- INSTRUCTIONS TO FOLLOW
Every entry must be copied word for word.

- DATA FOR THE TASK
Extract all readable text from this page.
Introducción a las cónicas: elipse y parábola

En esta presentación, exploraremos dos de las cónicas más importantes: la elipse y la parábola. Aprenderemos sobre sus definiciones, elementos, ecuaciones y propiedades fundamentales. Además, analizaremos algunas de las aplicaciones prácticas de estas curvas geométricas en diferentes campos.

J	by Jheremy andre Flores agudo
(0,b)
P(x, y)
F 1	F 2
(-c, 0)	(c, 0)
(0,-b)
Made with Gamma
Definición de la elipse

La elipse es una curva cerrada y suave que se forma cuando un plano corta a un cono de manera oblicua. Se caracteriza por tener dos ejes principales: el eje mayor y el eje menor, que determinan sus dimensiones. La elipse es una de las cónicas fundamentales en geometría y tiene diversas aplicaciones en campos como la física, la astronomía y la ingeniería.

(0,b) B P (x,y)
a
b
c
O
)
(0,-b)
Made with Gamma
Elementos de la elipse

- FULL SOLUTION
Extract all readable text from this page.
Introducción a las cónicas: elipse y parábola

En esta presentación, exploraremos dos de las cónicas más importantes: la elipse y la parábola. Aprenderemos sobre sus definiciones, elementos, ecuaciones y propiedades fundamentales. Además, analizaremos algunas de las aplicaciones prácticas de estas curvas geométricas en diferentes campos.

J	by Jheremy andre Flores agudo
(0,b)
P(x, y)
F 1	F 2
(-c, 0)	(c, 0)
(0,-b)
Made with Gamma
Definición de la elipse

La elipse es una curva cerrada y suave que se forma cuando un plano corta a un cono de manera oblicua. Se caracteriza por tener dos ejes principales: el eje mayor y el eje menor, que determinan sus dimensiones. La elipse es una de las cónicas fundamentales en geometría y tiene diversas aplicaciones en campos como la física, la astronomía y la ingeniería.

(0,b) B P (x,y)
a
b
c
O
)
(0,-b)
Made with Gamma
Elementos de la elipse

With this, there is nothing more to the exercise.